_WORK TO COMPLETE_. Every line below is to be quoted exactly, with nothing added or dropped.

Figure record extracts
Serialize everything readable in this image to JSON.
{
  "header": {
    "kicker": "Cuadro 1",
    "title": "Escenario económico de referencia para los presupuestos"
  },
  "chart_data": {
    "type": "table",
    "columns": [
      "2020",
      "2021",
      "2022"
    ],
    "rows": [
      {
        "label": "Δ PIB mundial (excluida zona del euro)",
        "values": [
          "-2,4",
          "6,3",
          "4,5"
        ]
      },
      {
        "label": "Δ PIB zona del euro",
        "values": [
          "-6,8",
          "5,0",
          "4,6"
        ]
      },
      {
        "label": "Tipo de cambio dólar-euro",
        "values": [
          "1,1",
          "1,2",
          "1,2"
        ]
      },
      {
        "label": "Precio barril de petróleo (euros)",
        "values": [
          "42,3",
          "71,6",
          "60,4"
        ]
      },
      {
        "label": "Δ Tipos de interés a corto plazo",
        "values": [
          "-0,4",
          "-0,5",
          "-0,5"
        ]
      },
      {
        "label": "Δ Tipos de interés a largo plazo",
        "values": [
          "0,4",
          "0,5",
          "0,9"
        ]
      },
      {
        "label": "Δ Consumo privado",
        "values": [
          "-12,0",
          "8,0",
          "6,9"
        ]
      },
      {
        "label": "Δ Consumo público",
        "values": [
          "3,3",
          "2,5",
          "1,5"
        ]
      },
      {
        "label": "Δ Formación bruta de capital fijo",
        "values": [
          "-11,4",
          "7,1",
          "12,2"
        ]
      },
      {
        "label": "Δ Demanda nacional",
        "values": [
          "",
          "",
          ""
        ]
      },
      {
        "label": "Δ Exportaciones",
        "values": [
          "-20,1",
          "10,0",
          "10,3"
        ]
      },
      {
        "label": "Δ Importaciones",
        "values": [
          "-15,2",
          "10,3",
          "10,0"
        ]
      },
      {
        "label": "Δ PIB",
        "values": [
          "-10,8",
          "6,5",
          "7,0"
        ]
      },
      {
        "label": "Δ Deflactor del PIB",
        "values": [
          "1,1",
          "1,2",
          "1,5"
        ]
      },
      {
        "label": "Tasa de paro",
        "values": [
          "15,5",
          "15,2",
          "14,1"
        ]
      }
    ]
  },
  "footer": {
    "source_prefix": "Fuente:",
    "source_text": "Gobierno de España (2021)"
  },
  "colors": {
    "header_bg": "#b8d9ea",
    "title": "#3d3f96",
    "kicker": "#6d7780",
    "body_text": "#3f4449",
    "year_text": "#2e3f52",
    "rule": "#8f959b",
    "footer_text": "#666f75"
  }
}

_WRITTEN RESPONSE_.
Serialize everything readable in this image to JSON.
{
  "header": {
    "kicker": "Cuadro 1",
    "title": "Escenario económico de referencia para los presupuestos"
  },
  "chart_data": {
    "type": "table",
    "columns": [
      "2020",
      "2021",
      "2022"
    ],
    "rows": [
      {
        "label": "Δ PIB mundial (excluida zona del euro)",
        "values": [
          "-2,4",
          "6,3",
          "4,5"
        ]
      },
      {
        "label": "Δ PIB zona del euro",
        "values": [
          "-6,8",
          "5,0",
          "4,6"
        ]
      },
      {
        "label": "Tipo de cambio dólar-euro",
        "values": [
          "1,1",
          "1,2",
          "1,2"
        ]
      },
      {
        "label": "Precio barril de petróleo (euros)",
        "values": [
          "42,3",
          "71,6",
          "60,4"
        ]
      },
      {
        "label": "Δ Tipos de interés a corto plazo",
        "values": [
          "-0,4",
          "-0,5",
          "-0,5"
        ]
      },
      {
        "label": "Δ Tipos de interés a largo plazo",
        "values": [
          "0,4",
          "0,5",
          "0,9"
        ]
      },
      {
        "label": "Δ Consumo privado",
        "values": [
          "-12,0",
          "8,0",
          "6,9"
        ]
      },
      {
        "label": "Δ Consumo público",
        "values": [
          "3,3",
          "2,5",
          "1,5"
        ]
      },
      {
        "label": "Δ Formación bruta de capital fijo",
        "values": [
          "-11,4",
          "7,1",
          "12,2"
        ]
      },
      {
        "label": "Δ Demanda nacional",
        "values": [
          "",
          "",
          ""
        ]
      },
      {
        "label": "Δ Exportaciones",
        "values": [
          "-20,1",
          "10,0",
          "10,3"
        ]
      },
      {
        "label": "Δ Importaciones",
        "values": [
          "-15,2",
          "10,3",
          "10,0"
        ]
      },
      {
        "label": "Δ PIB",
        "values": [
          "-10,8",
          "6,5",
          "7,0"
        ]
      },
      {
        "label": "Δ Deflactor del PIB",
        "values": [
          "1,1",
          "1,2",
          "1,5"
        ]
      },
      {
        "label": "Tasa de paro",
        "values": [
          "15,5",
          "15,2",
          "14,1"
        ]
      }
    ]
  },
  "footer": {
    "source_prefix": "Fuente:",
    "source_text": "Gobierno de España (2021)"
  },
  "colors": {
    "header_bg": "#b8d9ea",
    "title": "#3d3f96",
    "kicker": "#6d7780",
    "body_text": "#3f4449",
    "year_text": "#2e3f52",
    "rule": "#8f959b",
    "footer_text": "#666f75"
  }
}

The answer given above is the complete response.